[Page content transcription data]

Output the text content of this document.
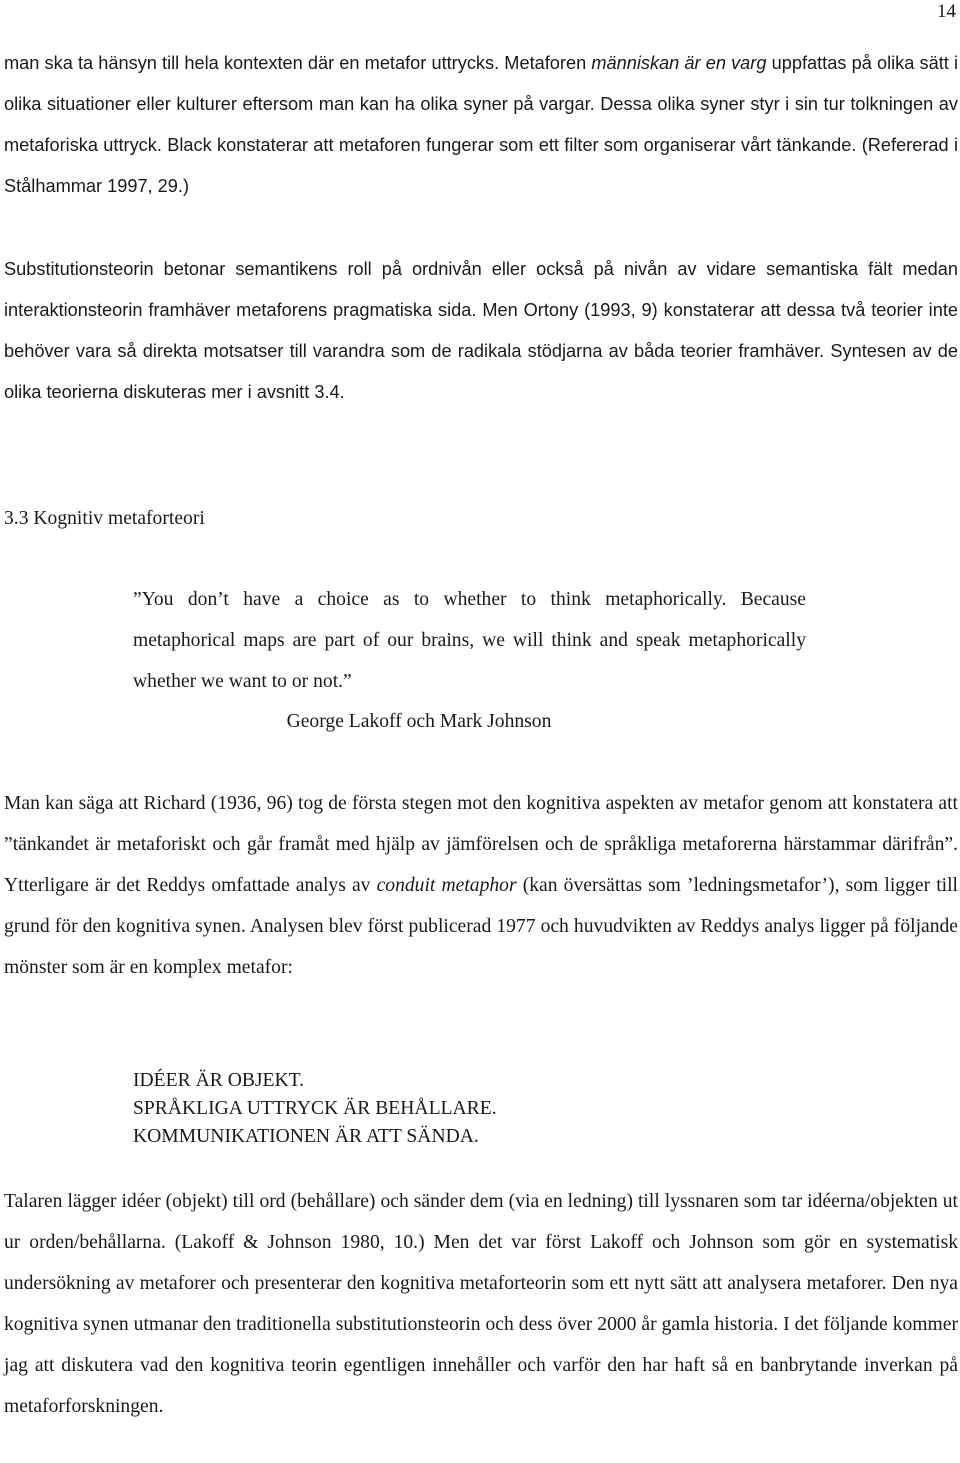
14

man ska ta hänsyn till hela kontexten där en metafor uttrycks. Metaforen människan är en varg uppfattas på olika sätt i olika situationer eller kulturer eftersom man kan ha olika syner på vargar. Dessa olika syner styr i sin tur tolkningen av metaforiska uttryck. Black konstaterar att metaforen fungerar som ett filter som organiserar vårt tänkande. (Refererad i Stålhammar 1997, 29.)

Substitutionsteorin betonar semantikens roll på ordnivån eller också på nivån av vidare semantiska fält medan interaktionsteorin framhäver metaforens pragmatiska sida. Men Ortony (1993, 9) konstaterar att dessa två teorier inte behöver vara så direkta motsatser till varandra som de radikala stödjarna av båda teorier framhäver. Syntesen av de olika teorierna diskuteras mer i avsnitt 3.4.

3.3 Kognitiv metaforteori
”You don’t have a choice as to whether to think metaphorically. Because metaphorical maps are part of our brains, we will think and speak metaphorically whether we want to or not.”
George Lakoff och Mark Johnson

Man kan säga att Richard (1936, 96) tog de första stegen mot den kognitiva aspekten av metafor genom att konstatera att ”tänkandet är metaforiskt och går framåt med hjälp av jämförelsen och de språkliga metaforerna härstammar därifrån”. Ytterligare är det Reddys omfattade analys av conduit metaphor (kan översättas som ’ledningsmetafor’), som ligger till grund för den kognitiva synen. Analysen blev först publicerad 1977 och huvudvikten av Reddys analys ligger på följande mönster som är en komplex metafor:

IDÉER ÄR OBJEKT.
SPRÅKLIGA UTTRYCK ÄR BEHÅLLARE.
KOMMUNIKATIONEN ÄR ATT SÄNDA.

Talaren lägger idéer (objekt) till ord (behållare) och sänder dem (via en ledning) till lyssnaren som tar idéerna/objekten ut ur orden/behållarna. (Lakoff & Johnson 1980, 10.) Men det var först Lakoff och Johnson som gör en systematisk undersökning av metaforer och presenterar den kognitiva metaforteorin som ett nytt sätt att analysera metaforer. Den nya kognitiva synen utmanar den traditionella substitutionsteorin och dess över 2000 år gamla historia. I det följande kommer jag att diskutera vad den kognitiva teorin egentligen innehåller och varför den har haft så en banbrytande inverkan på metaforforskningen.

> _WHAT YOU SHOULD DO_: From the first line to the last, give the data again exactly, but without pictures.

> _WORKED SOLUTION_:
Output the text content of this document.
14

man ska ta hänsyn till hela kontexten där en metafor uttrycks. Metaforen människan är en varg uppfattas på olika sätt i olika situationer eller kulturer eftersom man kan ha olika syner på vargar. Dessa olika syner styr i sin tur tolkningen av metaforiska uttryck. Black konstaterar att metaforen fungerar som ett filter som organiserar vårt tänkande. (Refererad i Stålhammar 1997, 29.)

Substitutionsteorin betonar semantikens roll på ordnivån eller också på nivån av vidare semantiska fält medan interaktionsteorin framhäver metaforens pragmatiska sida. Men Ortony (1993, 9) konstaterar att dessa två teorier inte behöver vara så direkta motsatser till varandra som de radikala stödjarna av båda teorier framhäver. Syntesen av de olika teorierna diskuteras mer i avsnitt 3.4.

3.3 Kognitiv metaforteori
”You don’t have a choice as to whether to think metaphorically. Because metaphorical maps are part of our brains, we will think and speak metaphorically whether we want to or not.”
George Lakoff och Mark Johnson

Man kan säga att Richard (1936, 96) tog de första stegen mot den kognitiva aspekten av metafor genom att konstatera att ”tänkandet är metaforiskt och går framåt med hjälp av jämförelsen och de språkliga metaforerna härstammar därifrån”. Ytterligare är det Reddys omfattade analys av conduit metaphor (kan översättas som ’ledningsmetafor’), som ligger till grund för den kognitiva synen. Analysen blev först publicerad 1977 och huvudvikten av Reddys analys ligger på följande mönster som är en komplex metafor:

IDÉER ÄR OBJEKT.
SPRÅKLIGA UTTRYCK ÄR BEHÅLLARE.
KOMMUNIKATIONEN ÄR ATT SÄNDA.

Talaren lägger idéer (objekt) till ord (behållare) och sänder dem (via en ledning) till lyssnaren som tar idéerna/objekten ut ur orden/behållarna. (Lakoff & Johnson 1980, 10.) Men det var först Lakoff och Johnson som gör en systematisk undersökning av metaforer och presenterar den kognitiva metaforteorin som ett nytt sätt att analysera metaforer. Den nya kognitiva synen utmanar den traditionella substitutionsteorin och dess över 2000 år gamla historia. I det följande kommer jag att diskutera vad den kognitiva teorin egentligen innehåller och varför den har haft så en banbrytande inverkan på metaforforskningen.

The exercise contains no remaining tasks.